## Exercise instructions
Write the data out again, exactly as given.

---------- Dataset content

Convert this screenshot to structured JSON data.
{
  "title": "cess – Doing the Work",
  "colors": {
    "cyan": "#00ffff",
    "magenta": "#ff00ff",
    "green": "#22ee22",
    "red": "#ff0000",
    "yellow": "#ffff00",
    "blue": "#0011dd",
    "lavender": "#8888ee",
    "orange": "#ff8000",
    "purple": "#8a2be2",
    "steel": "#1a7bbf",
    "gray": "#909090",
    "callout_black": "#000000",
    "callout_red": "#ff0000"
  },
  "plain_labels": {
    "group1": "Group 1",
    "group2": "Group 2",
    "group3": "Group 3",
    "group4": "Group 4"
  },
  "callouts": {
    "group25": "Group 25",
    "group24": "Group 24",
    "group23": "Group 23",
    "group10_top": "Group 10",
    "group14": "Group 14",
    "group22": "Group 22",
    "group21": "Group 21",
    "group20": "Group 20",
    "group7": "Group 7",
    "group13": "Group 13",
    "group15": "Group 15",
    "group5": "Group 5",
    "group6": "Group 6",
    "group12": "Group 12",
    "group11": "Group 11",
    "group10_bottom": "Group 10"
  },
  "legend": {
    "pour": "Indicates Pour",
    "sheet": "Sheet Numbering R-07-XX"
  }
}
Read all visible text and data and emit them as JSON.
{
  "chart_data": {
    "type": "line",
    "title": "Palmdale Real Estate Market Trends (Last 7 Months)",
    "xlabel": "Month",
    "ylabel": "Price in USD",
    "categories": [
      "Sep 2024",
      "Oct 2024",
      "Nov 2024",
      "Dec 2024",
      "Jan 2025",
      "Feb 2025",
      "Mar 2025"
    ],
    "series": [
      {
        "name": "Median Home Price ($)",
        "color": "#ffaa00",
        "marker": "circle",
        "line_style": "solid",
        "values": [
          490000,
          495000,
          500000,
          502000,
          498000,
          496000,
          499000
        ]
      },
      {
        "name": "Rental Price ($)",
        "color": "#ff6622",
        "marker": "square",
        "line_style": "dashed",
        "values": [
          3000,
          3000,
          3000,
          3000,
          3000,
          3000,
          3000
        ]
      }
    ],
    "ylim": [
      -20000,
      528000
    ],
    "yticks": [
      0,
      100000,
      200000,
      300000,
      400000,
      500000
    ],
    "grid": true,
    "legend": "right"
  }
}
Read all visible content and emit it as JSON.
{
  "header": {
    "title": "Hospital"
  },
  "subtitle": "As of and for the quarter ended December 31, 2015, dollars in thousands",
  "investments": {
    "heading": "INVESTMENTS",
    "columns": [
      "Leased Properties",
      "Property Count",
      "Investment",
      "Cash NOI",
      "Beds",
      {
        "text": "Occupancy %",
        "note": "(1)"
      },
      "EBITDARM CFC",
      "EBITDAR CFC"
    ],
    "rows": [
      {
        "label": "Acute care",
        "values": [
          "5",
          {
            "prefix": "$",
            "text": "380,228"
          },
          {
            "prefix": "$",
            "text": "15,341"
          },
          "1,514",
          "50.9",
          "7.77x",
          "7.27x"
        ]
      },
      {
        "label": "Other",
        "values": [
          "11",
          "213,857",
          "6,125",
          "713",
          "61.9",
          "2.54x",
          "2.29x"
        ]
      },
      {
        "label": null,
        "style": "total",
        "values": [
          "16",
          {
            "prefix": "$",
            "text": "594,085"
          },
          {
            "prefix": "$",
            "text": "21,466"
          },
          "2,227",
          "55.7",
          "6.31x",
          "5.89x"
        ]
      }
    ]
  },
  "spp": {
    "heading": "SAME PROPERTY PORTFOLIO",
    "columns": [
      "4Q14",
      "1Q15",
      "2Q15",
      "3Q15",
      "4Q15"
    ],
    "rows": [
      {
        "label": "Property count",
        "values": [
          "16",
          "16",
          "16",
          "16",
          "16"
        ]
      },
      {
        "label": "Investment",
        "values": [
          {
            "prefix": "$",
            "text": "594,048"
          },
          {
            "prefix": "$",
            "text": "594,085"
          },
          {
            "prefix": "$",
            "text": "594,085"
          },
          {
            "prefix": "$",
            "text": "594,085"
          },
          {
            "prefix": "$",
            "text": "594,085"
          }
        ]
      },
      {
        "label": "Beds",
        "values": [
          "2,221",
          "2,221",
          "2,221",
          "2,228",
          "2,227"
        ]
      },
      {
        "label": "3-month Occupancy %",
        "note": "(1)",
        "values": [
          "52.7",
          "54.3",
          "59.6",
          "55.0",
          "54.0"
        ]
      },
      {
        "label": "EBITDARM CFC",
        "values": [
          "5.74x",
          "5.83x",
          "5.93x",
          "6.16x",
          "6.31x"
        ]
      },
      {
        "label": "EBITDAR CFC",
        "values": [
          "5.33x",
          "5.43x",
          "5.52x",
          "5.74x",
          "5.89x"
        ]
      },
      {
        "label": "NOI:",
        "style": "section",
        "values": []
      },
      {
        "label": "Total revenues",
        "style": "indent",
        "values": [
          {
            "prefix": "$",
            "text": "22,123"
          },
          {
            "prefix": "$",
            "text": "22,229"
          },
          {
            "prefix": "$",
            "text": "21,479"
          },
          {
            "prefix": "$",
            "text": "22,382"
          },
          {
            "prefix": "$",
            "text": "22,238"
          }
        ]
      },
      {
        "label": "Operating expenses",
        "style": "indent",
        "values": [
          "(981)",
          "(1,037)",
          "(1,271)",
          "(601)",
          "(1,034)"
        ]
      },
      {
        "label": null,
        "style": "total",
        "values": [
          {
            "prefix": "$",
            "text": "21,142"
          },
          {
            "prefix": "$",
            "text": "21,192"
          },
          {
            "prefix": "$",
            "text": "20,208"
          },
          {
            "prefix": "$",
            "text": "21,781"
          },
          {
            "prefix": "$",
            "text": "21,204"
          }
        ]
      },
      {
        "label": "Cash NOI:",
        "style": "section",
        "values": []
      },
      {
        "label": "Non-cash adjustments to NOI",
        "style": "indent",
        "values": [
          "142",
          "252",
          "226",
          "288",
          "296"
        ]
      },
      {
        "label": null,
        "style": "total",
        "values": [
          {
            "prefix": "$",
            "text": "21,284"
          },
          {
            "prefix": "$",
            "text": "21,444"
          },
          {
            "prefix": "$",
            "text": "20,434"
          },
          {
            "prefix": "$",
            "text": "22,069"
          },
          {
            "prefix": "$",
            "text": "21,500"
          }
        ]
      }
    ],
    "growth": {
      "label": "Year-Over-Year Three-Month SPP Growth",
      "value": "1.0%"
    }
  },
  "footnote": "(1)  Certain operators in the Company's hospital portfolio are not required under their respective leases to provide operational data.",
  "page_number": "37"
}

--------------------

## Written response
Convert this screenshot to structured JSON data.
{
  "title": "cess – Doing the Work",
  "colors": {
    "cyan": "#00ffff",
    "magenta": "#ff00ff",
    "green": "#22ee22",
    "red": "#ff0000",
    "yellow": "#ffff00",
    "blue": "#0011dd",
    "lavender": "#8888ee",
    "orange": "#ff8000",
    "purple": "#8a2be2",
    "steel": "#1a7bbf",
    "gray": "#909090",
    "callout_black": "#000000",
    "callout_red": "#ff0000"
  },
  "plain_labels": {
    "group1": "Group 1",
    "group2": "Group 2",
    "group3": "Group 3",
    "group4": "Group 4"
  },
  "callouts": {
    "group25": "Group 25",
    "group24": "Group 24",
    "group23": "Group 23",
    "group10_top": "Group 10",
    "group14": "Group 14",
    "group22": "Group 22",
    "group21": "Group 21",
    "group20": "Group 20",
    "group7": "Group 7",
    "group13": "Group 13",
    "group15": "Group 15",
    "group5": "Group 5",
    "group6": "Group 6",
    "group12": "Group 12",
    "group11": "Group 11",
    "group10_bottom": "Group 10"
  },
  "legend": {
    "pour": "Indicates Pour",
    "sheet": "Sheet Numbering R-07-XX"
  }
}
Read all visible text and data and emit them as JSON.
{
  "chart_data": {
    "type": "line",
    "title": "Palmdale Real Estate Market Trends (Last 7 Months)",
    "xlabel": "Month",
    "ylabel": "Price in USD",
    "categories": [
      "Sep 2024",
      "Oct 2024",
      "Nov 2024",
      "Dec 2024",
      "Jan 2025",
      "Feb 2025",
      "Mar 2025"
    ],
    "series": [
      {
        "name": "Median Home Price ($)",
        "color": "#ffaa00",
        "marker": "circle",
        "line_style": "solid",
        "values": [
          490000,
          495000,
          500000,
          502000,
          498000,
          496000,
          499000
        ]
      },
      {
        "name": "Rental Price ($)",
        "color": "#ff6622",
        "marker": "square",
        "line_style": "dashed",
        "values": [
          3000,
          3000,
          3000,
          3000,
          3000,
          3000,
          3000
        ]
      }
    ],
    "ylim": [
      -20000,
      528000
    ],
    "yticks": [
      0,
      100000,
      200000,
      300000,
      400000,
      500000
    ],
    "grid": true,
    "legend": "right"
  }
}
Read all visible content and emit it as JSON.
{
  "header": {
    "title": "Hospital"
  },
  "subtitle": "As of and for the quarter ended December 31, 2015, dollars in thousands",
  "investments": {
    "heading": "INVESTMENTS",
    "columns": [
      "Leased Properties",
      "Property Count",
      "Investment",
      "Cash NOI",
      "Beds",
      {
        "text": "Occupancy %",
        "note": "(1)"
      },
      "EBITDARM CFC",
      "EBITDAR CFC"
    ],
    "rows": [
      {
        "label": "Acute care",
        "values": [
          "5",
          {
            "prefix": "$",
            "text": "380,228"
          },
          {
            "prefix": "$",
            "text": "15,341"
          },
          "1,514",
          "50.9",
          "7.77x",
          "7.27x"
        ]
      },
      {
        "label": "Other",
        "values": [
          "11",
          "213,857",
          "6,125",
          "713",
          "61.9",
          "2.54x",
          "2.29x"
        ]
      },
      {
        "label": null,
        "style": "total",
        "values": [
          "16",
          {
            "prefix": "$",
            "text": "594,085"
          },
          {
            "prefix": "$",
            "text": "21,466"
          },
          "2,227",
          "55.7",
          "6.31x",
          "5.89x"
        ]
      }
    ]
  },
  "spp": {
    "heading": "SAME PROPERTY PORTFOLIO",
    "columns": [
      "4Q14",
      "1Q15",
      "2Q15",
      "3Q15",
      "4Q15"
    ],
    "rows": [
      {
        "label": "Property count",
        "values": [
          "16",
          "16",
          "16",
          "16",
          "16"
        ]
      },
      {
        "label": "Investment",
        "values": [
          {
            "prefix": "$",
            "text": "594,048"
          },
          {
            "prefix": "$",
            "text": "594,085"
          },
          {
            "prefix": "$",
            "text": "594,085"
          },
          {
            "prefix": "$",
            "text": "594,085"
          },
          {
            "prefix": "$",
            "text": "594,085"
          }
        ]
      },
      {
        "label": "Beds",
        "values": [
          "2,221",
          "2,221",
          "2,221",
          "2,228",
          "2,227"
        ]
      },
      {
        "label": "3-month Occupancy %",
        "note": "(1)",
        "values": [
          "52.7",
          "54.3",
          "59.6",
          "55.0",
          "54.0"
        ]
      },
      {
        "label": "EBITDARM CFC",
        "values": [
          "5.74x",
          "5.83x",
          "5.93x",
          "6.16x",
          "6.31x"
        ]
      },
      {
        "label": "EBITDAR CFC",
        "values": [
          "5.33x",
          "5.43x",
          "5.52x",
          "5.74x",
          "5.89x"
        ]
      },
      {
        "label": "NOI:",
        "style": "section",
        "values": []
      },
      {
        "label": "Total revenues",
        "style": "indent",
        "values": [
          {
            "prefix": "$",
            "text": "22,123"
          },
          {
            "prefix": "$",
            "text": "22,229"
          },
          {
            "prefix": "$",
            "text": "21,479"
          },
          {
            "prefix": "$",
            "text": "22,382"
          },
          {
            "prefix": "$",
            "text": "22,238"
          }
        ]
      },
      {
        "label": "Operating expenses",
        "style": "indent",
        "values": [
          "(981)",
          "(1,037)",
          "(1,271)",
          "(601)",
          "(1,034)"
        ]
      },
      {
        "label": null,
        "style": "total",
        "values": [
          {
            "prefix": "$",
            "text": "21,142"
          },
          {
            "prefix": "$",
            "text": "21,192"
          },
          {
            "prefix": "$",
            "text": "20,208"
          },
          {
            "prefix": "$",
            "text": "21,781"
          },
          {
            "prefix": "$",
            "text": "21,204"
          }
        ]
      },
      {
        "label": "Cash NOI:",
        "style": "section",
        "values": []
      },
      {
        "label": "Non-cash adjustments to NOI",
        "style": "indent",
        "values": [
          "142",
          "252",
          "226",
          "288",
          "296"
        ]
      },
      {
        "label": null,
        "style": "total",
        "values": [
          {
            "prefix": "$",
            "text": "21,284"
          },
          {
            "prefix": "$",
            "text": "21,444"
          },
          {
            "prefix": "$",
            "text": "20,434"
          },
          {
            "prefix": "$",
            "text": "22,069"
          },
          {
            "prefix": "$",
            "text": "21,500"
          }
        ]
      }
    ],
    "growth": {
      "label": "Year-Over-Year Three-Month SPP Growth",
      "value": "1.0%"
    }
  },
  "footnote": "(1)  Certain operators in the Company's hospital portfolio are not required under their respective leases to provide operational data.",
  "page_number": "37"
}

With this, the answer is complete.